— start of EXERCISE MATERIALS —

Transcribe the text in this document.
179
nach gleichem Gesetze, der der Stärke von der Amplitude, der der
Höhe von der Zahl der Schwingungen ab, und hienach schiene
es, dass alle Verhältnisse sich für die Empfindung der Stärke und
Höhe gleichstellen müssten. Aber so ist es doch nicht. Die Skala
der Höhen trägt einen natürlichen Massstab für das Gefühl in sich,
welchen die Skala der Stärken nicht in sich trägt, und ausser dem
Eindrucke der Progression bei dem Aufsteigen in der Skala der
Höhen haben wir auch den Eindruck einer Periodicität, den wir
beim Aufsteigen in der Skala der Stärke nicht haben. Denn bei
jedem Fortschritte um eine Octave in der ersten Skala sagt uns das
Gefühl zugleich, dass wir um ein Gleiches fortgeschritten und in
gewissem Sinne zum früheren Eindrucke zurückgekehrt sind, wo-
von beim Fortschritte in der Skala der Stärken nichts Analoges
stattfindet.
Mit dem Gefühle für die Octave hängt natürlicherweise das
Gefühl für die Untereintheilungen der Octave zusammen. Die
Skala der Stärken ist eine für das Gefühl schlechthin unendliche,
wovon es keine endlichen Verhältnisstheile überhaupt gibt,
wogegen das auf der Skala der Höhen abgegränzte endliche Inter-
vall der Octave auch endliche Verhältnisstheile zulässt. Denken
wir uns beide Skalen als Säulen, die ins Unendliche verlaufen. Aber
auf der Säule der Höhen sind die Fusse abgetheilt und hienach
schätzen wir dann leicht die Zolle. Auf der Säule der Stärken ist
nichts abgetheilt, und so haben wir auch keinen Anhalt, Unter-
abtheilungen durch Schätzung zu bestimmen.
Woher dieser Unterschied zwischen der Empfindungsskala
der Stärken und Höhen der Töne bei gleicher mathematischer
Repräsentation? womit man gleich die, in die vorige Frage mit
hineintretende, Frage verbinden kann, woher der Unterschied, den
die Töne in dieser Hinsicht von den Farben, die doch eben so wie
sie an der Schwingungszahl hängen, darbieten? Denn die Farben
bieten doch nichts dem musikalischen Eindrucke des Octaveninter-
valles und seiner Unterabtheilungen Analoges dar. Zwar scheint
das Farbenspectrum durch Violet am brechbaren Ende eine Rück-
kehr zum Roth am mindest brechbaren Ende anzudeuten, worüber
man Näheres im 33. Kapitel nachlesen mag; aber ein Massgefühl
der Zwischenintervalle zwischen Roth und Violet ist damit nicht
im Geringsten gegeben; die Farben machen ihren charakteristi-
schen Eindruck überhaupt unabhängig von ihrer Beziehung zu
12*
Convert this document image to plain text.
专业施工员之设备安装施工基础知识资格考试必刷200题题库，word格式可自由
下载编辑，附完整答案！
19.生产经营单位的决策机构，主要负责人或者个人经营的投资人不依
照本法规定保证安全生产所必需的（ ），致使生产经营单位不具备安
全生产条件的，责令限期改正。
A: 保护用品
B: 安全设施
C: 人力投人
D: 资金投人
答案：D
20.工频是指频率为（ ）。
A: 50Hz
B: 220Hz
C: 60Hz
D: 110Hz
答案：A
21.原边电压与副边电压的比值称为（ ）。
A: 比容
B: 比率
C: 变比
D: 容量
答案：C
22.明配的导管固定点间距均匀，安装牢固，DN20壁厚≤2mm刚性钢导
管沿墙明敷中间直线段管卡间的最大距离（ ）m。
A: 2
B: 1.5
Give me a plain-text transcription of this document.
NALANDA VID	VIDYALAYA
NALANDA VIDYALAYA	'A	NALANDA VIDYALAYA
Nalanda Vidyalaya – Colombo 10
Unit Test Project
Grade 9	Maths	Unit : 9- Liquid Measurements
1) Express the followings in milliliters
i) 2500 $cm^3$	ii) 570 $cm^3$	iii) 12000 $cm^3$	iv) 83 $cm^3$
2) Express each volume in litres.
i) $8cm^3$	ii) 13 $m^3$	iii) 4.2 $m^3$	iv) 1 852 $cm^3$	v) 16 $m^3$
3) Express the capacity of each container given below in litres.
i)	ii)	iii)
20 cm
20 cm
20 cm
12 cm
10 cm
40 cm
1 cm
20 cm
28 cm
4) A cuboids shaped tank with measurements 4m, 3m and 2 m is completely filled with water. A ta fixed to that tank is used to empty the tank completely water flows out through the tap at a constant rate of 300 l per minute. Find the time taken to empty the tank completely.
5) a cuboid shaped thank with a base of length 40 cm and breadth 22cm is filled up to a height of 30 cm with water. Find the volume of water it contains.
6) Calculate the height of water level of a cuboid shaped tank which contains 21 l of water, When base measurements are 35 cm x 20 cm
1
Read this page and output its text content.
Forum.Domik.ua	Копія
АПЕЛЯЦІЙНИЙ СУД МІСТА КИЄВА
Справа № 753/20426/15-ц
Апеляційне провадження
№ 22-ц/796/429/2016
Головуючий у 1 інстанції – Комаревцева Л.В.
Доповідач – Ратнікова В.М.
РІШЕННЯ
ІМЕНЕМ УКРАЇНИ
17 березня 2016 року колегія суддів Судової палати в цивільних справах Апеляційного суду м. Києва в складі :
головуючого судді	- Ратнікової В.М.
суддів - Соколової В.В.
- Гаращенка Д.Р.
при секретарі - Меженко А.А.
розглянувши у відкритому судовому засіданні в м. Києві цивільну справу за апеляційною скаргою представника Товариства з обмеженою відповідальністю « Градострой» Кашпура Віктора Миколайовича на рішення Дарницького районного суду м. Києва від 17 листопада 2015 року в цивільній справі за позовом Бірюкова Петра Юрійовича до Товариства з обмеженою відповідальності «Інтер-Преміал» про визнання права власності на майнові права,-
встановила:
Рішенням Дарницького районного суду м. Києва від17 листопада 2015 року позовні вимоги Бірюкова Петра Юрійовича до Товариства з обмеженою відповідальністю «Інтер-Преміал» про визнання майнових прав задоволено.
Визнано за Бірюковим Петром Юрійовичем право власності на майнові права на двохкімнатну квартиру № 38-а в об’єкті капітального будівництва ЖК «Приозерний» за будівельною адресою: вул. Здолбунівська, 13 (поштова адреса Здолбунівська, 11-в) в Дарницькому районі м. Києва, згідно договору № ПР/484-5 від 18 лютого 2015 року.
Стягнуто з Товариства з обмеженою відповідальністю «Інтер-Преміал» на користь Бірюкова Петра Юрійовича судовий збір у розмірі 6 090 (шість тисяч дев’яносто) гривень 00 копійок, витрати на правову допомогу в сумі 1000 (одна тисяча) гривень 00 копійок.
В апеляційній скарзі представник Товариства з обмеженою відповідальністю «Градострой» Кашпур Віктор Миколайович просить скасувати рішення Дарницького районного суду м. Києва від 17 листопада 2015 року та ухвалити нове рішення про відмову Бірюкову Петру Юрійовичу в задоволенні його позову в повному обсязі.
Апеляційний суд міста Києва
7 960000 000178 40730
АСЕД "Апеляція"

— end of EXERCISE MATERIALS —

→ SET PROBLEM: What is needed here is an exact reproduction of all the entries.

→ FULL OUTPUT:
Transcribe the text in this document.
179
nach gleichem Gesetze, der der Stärke von der Amplitude, der der
Höhe von der Zahl der Schwingungen ab, und hienach schiene
es, dass alle Verhältnisse sich für die Empfindung der Stärke und
Höhe gleichstellen müssten. Aber so ist es doch nicht. Die Skala
der Höhen trägt einen natürlichen Massstab für das Gefühl in sich,
welchen die Skala der Stärken nicht in sich trägt, und ausser dem
Eindrucke der Progression bei dem Aufsteigen in der Skala der
Höhen haben wir auch den Eindruck einer Periodicität, den wir
beim Aufsteigen in der Skala der Stärke nicht haben. Denn bei
jedem Fortschritte um eine Octave in der ersten Skala sagt uns das
Gefühl zugleich, dass wir um ein Gleiches fortgeschritten und in
gewissem Sinne zum früheren Eindrucke zurückgekehrt sind, wo-
von beim Fortschritte in der Skala der Stärken nichts Analoges
stattfindet.
Mit dem Gefühle für die Octave hängt natürlicherweise das
Gefühl für die Untereintheilungen der Octave zusammen. Die
Skala der Stärken ist eine für das Gefühl schlechthin unendliche,
wovon es keine endlichen Verhältnisstheile überhaupt gibt,
wogegen das auf der Skala der Höhen abgegränzte endliche Inter-
vall der Octave auch endliche Verhältnisstheile zulässt. Denken
wir uns beide Skalen als Säulen, die ins Unendliche verlaufen. Aber
auf der Säule der Höhen sind die Fusse abgetheilt und hienach
schätzen wir dann leicht die Zolle. Auf der Säule der Stärken ist
nichts abgetheilt, und so haben wir auch keinen Anhalt, Unter-
abtheilungen durch Schätzung zu bestimmen.
Woher dieser Unterschied zwischen der Empfindungsskala
der Stärken und Höhen der Töne bei gleicher mathematischer
Repräsentation? womit man gleich die, in die vorige Frage mit
hineintretende, Frage verbinden kann, woher der Unterschied, den
die Töne in dieser Hinsicht von den Farben, die doch eben so wie
sie an der Schwingungszahl hängen, darbieten? Denn die Farben
bieten doch nichts dem musikalischen Eindrucke des Octaveninter-
valles und seiner Unterabtheilungen Analoges dar. Zwar scheint
das Farbenspectrum durch Violet am brechbaren Ende eine Rück-
kehr zum Roth am mindest brechbaren Ende anzudeuten, worüber
man Näheres im 33. Kapitel nachlesen mag; aber ein Massgefühl
der Zwischenintervalle zwischen Roth und Violet ist damit nicht
im Geringsten gegeben; die Farben machen ihren charakteristi-
schen Eindruck überhaupt unabhängig von ihrer Beziehung zu
12*
Convert this document image to plain text.
专业施工员之设备安装施工基础知识资格考试必刷200题题库，word格式可自由
下载编辑，附完整答案！
19.生产经营单位的决策机构，主要负责人或者个人经营的投资人不依
照本法规定保证安全生产所必需的（ ），致使生产经营单位不具备安
全生产条件的，责令限期改正。
A: 保护用品
B: 安全设施
C: 人力投人
D: 资金投人
答案：D
20.工频是指频率为（ ）。
A: 50Hz
B: 220Hz
C: 60Hz
D: 110Hz
答案：A
21.原边电压与副边电压的比值称为（ ）。
A: 比容
B: 比率
C: 变比
D: 容量
答案：C
22.明配的导管固定点间距均匀，安装牢固，DN20壁厚≤2mm刚性钢导
管沿墙明敷中间直线段管卡间的最大距离（ ）m。
A: 2
B: 1.5
Give me a plain-text transcription of this document.
NALANDA VID	VIDYALAYA
NALANDA VIDYALAYA	'A	NALANDA VIDYALAYA
Nalanda Vidyalaya – Colombo 10
Unit Test Project
Grade 9	Maths	Unit : 9- Liquid Measurements
1) Express the followings in milliliters
i) 2500 $cm^3$	ii) 570 $cm^3$	iii) 12000 $cm^3$	iv) 83 $cm^3$
2) Express each volume in litres.
i) $8cm^3$	ii) 13 $m^3$	iii) 4.2 $m^3$	iv) 1 852 $cm^3$	v) 16 $m^3$
3) Express the capacity of each container given below in litres.
i)	ii)	iii)
20 cm
20 cm
20 cm
12 cm
10 cm
40 cm
1 cm
20 cm
28 cm
4) A cuboids shaped tank with measurements 4m, 3m and 2 m is completely filled with water. A ta fixed to that tank is used to empty the tank completely water flows out through the tap at a constant rate of 300 l per minute. Find the time taken to empty the tank completely.
5) a cuboid shaped thank with a base of length 40 cm and breadth 22cm is filled up to a height of 30 cm with water. Find the volume of water it contains.
6) Calculate the height of water level of a cuboid shaped tank which contains 21 l of water, When base measurements are 35 cm x 20 cm
1
Read this page and output its text content.
Forum.Domik.ua	Копія
АПЕЛЯЦІЙНИЙ СУД МІСТА КИЄВА
Справа № 753/20426/15-ц
Апеляційне провадження
№ 22-ц/796/429/2016
Головуючий у 1 інстанції – Комаревцева Л.В.
Доповідач – Ратнікова В.М.
РІШЕННЯ
ІМЕНЕМ УКРАЇНИ
17 березня 2016 року колегія суддів Судової палати в цивільних справах Апеляційного суду м. Києва в складі :
головуючого судді	- Ратнікової В.М.
суддів - Соколової В.В.
- Гаращенка Д.Р.
при секретарі - Меженко А.А.
розглянувши у відкритому судовому засіданні в м. Києві цивільну справу за апеляційною скаргою представника Товариства з обмеженою відповідальністю « Градострой» Кашпура Віктора Миколайовича на рішення Дарницького районного суду м. Києва від 17 листопада 2015 року в цивільній справі за позовом Бірюкова Петра Юрійовича до Товариства з обмеженою відповідальності «Інтер-Преміал» про визнання права власності на майнові права,-
встановила:
Рішенням Дарницького районного суду м. Києва від17 листопада 2015 року позовні вимоги Бірюкова Петра Юрійовича до Товариства з обмеженою відповідальністю «Інтер-Преміал» про визнання майнових прав задоволено.
Визнано за Бірюковим Петром Юрійовичем право власності на майнові права на двохкімнатну квартиру № 38-а в об’єкті капітального будівництва ЖК «Приозерний» за будівельною адресою: вул. Здолбунівська, 13 (поштова адреса Здолбунівська, 11-в) в Дарницькому районі м. Києва, згідно договору № ПР/484-5 від 18 лютого 2015 року.
Стягнуто з Товариства з обмеженою відповідальністю «Інтер-Преміал» на користь Бірюкова Петра Юрійовича судовий збір у розмірі 6 090 (шість тисяч дев’яносто) гривень 00 копійок, витрати на правову допомогу в сумі 1000 (одна тисяча) гривень 00 копійок.
В апеляційній скарзі представник Товариства з обмеженою відповідальністю «Градострой» Кашпур Віктор Миколайович просить скасувати рішення Дарницького районного суду м. Києва від 17 листопада 2015 року та ухвалити нове рішення про відмову Бірюкову Петру Юрійовичу в задоволенні його позову в повному обсязі.
Апеляційний суд міста Києва
7 960000 000178 40730
АСЕД "Апеляція"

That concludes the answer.